[start Given records]
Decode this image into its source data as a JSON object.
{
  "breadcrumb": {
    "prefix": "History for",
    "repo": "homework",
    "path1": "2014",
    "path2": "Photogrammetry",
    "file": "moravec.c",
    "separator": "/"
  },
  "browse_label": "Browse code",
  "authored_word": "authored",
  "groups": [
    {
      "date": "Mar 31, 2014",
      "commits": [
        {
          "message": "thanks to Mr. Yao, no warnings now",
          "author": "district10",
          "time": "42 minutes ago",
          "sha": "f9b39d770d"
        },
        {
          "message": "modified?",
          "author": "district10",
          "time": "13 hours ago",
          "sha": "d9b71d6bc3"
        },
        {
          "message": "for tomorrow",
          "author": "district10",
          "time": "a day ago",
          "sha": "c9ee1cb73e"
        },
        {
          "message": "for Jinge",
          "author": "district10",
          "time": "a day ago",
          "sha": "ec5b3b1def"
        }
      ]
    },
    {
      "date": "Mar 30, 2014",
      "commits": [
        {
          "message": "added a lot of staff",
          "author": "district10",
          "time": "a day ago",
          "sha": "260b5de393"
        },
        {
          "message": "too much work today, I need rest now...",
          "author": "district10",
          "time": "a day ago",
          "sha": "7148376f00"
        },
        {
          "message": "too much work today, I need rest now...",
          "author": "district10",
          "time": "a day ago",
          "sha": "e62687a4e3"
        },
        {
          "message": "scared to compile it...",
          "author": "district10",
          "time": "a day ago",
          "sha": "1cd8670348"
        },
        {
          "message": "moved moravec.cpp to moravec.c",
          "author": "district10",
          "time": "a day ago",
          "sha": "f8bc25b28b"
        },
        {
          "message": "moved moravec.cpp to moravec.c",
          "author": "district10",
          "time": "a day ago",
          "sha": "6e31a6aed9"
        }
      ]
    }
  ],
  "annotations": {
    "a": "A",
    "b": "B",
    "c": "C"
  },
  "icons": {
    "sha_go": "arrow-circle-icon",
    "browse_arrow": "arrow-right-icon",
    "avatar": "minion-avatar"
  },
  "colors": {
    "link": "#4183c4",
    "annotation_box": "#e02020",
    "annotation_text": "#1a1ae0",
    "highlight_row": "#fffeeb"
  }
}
[end Given records]
Restate each record exactly as written.

Decode this image into its source data as a JSON object.
{
  "breadcrumb": {
    "prefix": "History for",
    "repo": "homework",
    "path1": "2014",
    "path2": "Photogrammetry",
    "file": "moravec.c",
    "separator": "/"
  },
  "browse_label": "Browse code",
  "authored_word": "authored",
  "groups": [
    {
      "date": "Mar 31, 2014",
      "commits": [
        {
          "message": "thanks to Mr. Yao, no warnings now",
          "author": "district10",
          "time": "42 minutes ago",
          "sha": "f9b39d770d"
        },
        {
          "message": "modified?",
          "author": "district10",
          "time": "13 hours ago",
          "sha": "d9b71d6bc3"
        },
        {
          "message": "for tomorrow",
          "author": "district10",
          "time": "a day ago",
          "sha": "c9ee1cb73e"
        },
        {
          "message": "for Jinge",
          "author": "district10",
          "time": "a day ago",
          "sha": "ec5b3b1def"
        }
      ]
    },
    {
      "date": "Mar 30, 2014",
      "commits": [
        {
          "message": "added a lot of staff",
          "author": "district10",
          "time": "a day ago",
          "sha": "260b5de393"
        },
        {
          "message": "too much work today, I need rest now...",
          "author": "district10",
          "time": "a day ago",
          "sha": "7148376f00"
        },
        {
          "message": "too much work today, I need rest now...",
          "author": "district10",
          "time": "a day ago",
          "sha": "e62687a4e3"
        },
        {
          "message": "scared to compile it...",
          "author": "district10",
          "time": "a day ago",
          "sha": "1cd8670348"
        },
        {
          "message": "moved moravec.cpp to moravec.c",
          "author": "district10",
          "time": "a day ago",
          "sha": "f8bc25b28b"
        },
        {
          "message": "moved moravec.cpp to moravec.c",
          "author": "district10",
          "time": "a day ago",
          "sha": "6e31a6aed9"
        }
      ]
    }
  ],
  "annotations": {
    "a": "A",
    "b": "B",
    "c": "C"
  },
  "icons": {
    "sha_go": "arrow-circle-icon",
    "browse_arrow": "arrow-right-icon",
    "avatar": "minion-avatar"
  },
  "colors": {
    "link": "#4183c4",
    "annotation_box": "#e02020",
    "annotation_text": "#1a1ae0",
    "highlight_row": "#fffeeb"
  }
}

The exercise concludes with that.